= Verilen metin =
____

6 Şubat depremlerinde yakınlarını kaybedenlerden '11. Yargı Paketi' çağrısı: Deprem sanıkları muaf tutulsun

6 Şubat depremlerinde yakınlarını kaybedenler, 11. Yargı Paketi kapsamında cezaevinden kademeli olarak 115 bin kişinin tahliye edileceği iddiası üzerine, TBMM Adalet Komisyonu’na, milletvekillerine ve Adalet Bakanı Yılmaz Tunç’a çağrıda bulundu. Aileler, deprem davalarında yargılananların bu düzenlemenin dışında bırakılmasını istiyor.

____

= Liste =

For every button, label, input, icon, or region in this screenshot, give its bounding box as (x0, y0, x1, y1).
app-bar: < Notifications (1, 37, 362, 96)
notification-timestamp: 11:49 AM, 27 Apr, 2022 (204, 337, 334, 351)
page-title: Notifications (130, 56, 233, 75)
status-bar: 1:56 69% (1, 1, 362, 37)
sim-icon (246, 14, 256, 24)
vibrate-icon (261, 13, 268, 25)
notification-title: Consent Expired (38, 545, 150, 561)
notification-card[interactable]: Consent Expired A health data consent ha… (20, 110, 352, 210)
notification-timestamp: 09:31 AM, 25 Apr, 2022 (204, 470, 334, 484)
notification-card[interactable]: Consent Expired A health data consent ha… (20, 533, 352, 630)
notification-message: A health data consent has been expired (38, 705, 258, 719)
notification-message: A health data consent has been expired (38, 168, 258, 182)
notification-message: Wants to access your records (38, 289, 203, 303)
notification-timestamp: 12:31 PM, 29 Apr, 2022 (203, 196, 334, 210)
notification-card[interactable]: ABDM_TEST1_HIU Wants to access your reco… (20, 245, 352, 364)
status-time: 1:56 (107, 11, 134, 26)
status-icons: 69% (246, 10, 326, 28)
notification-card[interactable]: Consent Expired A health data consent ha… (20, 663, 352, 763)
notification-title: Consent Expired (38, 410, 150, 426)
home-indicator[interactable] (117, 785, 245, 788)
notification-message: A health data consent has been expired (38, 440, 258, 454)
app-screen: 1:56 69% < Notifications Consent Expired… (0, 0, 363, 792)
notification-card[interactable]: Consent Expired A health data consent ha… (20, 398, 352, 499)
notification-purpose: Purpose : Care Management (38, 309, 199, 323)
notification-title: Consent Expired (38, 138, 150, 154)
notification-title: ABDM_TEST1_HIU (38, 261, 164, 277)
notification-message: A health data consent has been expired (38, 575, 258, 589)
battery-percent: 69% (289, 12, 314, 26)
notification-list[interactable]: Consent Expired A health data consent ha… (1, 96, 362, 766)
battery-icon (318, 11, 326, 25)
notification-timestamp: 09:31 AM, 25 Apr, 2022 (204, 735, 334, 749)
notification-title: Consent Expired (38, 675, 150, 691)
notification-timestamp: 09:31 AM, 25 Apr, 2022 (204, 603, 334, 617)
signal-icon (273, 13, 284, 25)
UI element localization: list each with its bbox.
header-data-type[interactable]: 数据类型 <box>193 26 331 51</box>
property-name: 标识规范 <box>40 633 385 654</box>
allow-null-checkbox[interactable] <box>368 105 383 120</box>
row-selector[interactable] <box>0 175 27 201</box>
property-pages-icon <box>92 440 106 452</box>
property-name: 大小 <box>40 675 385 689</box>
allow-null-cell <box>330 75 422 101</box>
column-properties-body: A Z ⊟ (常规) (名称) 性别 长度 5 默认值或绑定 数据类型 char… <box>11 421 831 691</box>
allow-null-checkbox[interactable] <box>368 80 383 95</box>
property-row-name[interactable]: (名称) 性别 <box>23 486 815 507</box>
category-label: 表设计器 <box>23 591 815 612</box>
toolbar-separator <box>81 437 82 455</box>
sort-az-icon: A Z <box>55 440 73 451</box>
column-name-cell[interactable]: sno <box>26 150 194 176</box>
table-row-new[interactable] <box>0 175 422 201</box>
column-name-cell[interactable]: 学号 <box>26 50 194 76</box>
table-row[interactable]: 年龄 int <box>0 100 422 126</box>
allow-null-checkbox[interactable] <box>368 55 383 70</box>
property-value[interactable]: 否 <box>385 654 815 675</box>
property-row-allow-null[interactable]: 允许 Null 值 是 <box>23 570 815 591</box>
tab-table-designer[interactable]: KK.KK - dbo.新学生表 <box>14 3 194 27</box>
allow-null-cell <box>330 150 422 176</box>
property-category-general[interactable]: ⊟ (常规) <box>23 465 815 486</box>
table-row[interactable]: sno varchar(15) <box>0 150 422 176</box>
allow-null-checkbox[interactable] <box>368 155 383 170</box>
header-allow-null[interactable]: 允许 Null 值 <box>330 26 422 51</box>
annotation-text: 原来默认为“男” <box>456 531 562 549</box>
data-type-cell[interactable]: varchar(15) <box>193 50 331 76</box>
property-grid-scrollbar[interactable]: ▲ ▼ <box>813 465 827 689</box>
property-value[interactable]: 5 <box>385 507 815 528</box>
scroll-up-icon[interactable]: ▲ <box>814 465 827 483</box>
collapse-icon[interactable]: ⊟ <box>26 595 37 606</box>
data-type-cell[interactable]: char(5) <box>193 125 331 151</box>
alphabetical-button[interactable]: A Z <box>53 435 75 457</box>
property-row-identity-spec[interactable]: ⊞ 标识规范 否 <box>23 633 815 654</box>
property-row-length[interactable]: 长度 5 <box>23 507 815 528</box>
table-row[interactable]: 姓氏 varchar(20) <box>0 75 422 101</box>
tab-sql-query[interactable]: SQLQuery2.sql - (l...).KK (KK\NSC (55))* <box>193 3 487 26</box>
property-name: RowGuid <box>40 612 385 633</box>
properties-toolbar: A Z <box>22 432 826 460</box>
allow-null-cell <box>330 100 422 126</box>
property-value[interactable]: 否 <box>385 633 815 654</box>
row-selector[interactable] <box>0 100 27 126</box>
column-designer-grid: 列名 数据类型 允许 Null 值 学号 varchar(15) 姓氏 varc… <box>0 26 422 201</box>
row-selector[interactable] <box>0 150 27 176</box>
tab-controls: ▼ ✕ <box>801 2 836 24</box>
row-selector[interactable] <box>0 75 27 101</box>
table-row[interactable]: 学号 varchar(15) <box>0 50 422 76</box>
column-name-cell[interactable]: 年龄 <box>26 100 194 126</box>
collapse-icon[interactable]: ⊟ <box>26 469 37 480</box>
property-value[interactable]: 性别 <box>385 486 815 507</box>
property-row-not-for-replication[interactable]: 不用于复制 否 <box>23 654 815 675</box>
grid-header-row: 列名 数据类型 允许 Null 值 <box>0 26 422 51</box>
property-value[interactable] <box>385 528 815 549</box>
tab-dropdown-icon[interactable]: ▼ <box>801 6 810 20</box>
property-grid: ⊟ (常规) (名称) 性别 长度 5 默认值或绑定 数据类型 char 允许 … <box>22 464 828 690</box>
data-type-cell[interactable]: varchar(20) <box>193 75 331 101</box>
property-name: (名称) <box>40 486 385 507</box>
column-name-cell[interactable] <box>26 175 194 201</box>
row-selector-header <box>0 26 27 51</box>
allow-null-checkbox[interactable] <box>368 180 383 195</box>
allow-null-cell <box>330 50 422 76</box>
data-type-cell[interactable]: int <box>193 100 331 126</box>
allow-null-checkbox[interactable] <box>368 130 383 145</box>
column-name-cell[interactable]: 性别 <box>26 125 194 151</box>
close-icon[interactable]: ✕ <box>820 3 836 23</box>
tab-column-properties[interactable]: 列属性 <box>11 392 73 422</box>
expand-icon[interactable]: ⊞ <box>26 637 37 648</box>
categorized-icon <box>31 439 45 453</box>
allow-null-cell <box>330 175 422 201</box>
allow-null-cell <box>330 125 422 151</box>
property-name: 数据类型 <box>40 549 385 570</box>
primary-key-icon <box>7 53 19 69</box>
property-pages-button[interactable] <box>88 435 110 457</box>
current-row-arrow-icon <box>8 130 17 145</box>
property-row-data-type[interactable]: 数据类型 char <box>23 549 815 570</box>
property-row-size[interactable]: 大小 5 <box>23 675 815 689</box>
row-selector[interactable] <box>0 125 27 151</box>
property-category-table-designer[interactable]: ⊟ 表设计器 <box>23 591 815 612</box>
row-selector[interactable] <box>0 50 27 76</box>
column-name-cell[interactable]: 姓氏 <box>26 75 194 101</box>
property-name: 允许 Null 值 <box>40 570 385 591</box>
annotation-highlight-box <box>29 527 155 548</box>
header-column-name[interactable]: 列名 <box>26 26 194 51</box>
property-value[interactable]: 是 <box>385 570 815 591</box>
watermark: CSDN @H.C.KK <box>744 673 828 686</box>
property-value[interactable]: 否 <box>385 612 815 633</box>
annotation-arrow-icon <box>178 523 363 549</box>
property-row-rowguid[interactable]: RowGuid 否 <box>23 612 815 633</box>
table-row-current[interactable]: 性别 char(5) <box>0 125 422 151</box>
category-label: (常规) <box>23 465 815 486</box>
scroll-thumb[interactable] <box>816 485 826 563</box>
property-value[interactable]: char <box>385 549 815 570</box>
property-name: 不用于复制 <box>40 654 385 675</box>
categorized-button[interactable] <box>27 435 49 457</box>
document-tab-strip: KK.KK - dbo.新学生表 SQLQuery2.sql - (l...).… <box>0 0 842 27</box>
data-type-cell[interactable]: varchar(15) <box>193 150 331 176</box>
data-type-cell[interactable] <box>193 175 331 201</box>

____

= Alıştırma görevleri =
(1) Deprem haberindeki "Aileler, deprem davalarında yargılananların bu düzenlemenin dışında bırakılmasını istiyor." cümlesini İngilizceye çevirin.
(2) Deprem haberinde "6 Şubat depremlerinde yakınlarını kaybedenler, 11." ile "dışında bırakılmasını istiyor." arasındaki kısmı, bu iki ifade de dahil olmak üzere harfi harfine yazın.
(3) Deprem haberinin devamını yazın.
Liste, deprem haberinden ayrı bir malzemedir.

= Alıştırma cevapları =
(1) The families want those on trial in the earthquake cases to be excluded from this arrangement.

(2)
6 Şubat depremlerinde yakınlarını kaybedenler, 11. Yargı Paketi kapsamında cezaevinden kademeli olarak 115 bin kişinin tahliye edileceği iddiası üzerine, TBMM Adalet Komisyonu’na, milletvekillerine ve Adalet Bakanı Yılmaz Tunç’a çağrıda bulundu. Aileler, deprem davalarında yargılananların bu düzenlemenin dışında bırakılmasını istiyor.

(3)
6 Şubat 2023’te Kahramanmaraş merkezli meydana gelen ve 11 kenti etkileyen 7,8 ve 7,5 büyüklüğündeki depremlerin üzerinden 34 ay geçti. Depremlerde en az 53 bin 737 kişi yaşamını yitirdi, 107 bin 213 kişi yaralandı.

Evlat, anne, baba ve kardeşlerini kaybeden aileler, 34 aydır adalet arayışını sürdürüyor.

Aileler, sanıkların “olası kast” suçlamasıyla yargılanmasını talep ederken, davalar çoğunlukla “taksirle ölüme neden olma” veya “bilinçli taksirle birden fazla kişinin ölümüne neden olma” açıldı.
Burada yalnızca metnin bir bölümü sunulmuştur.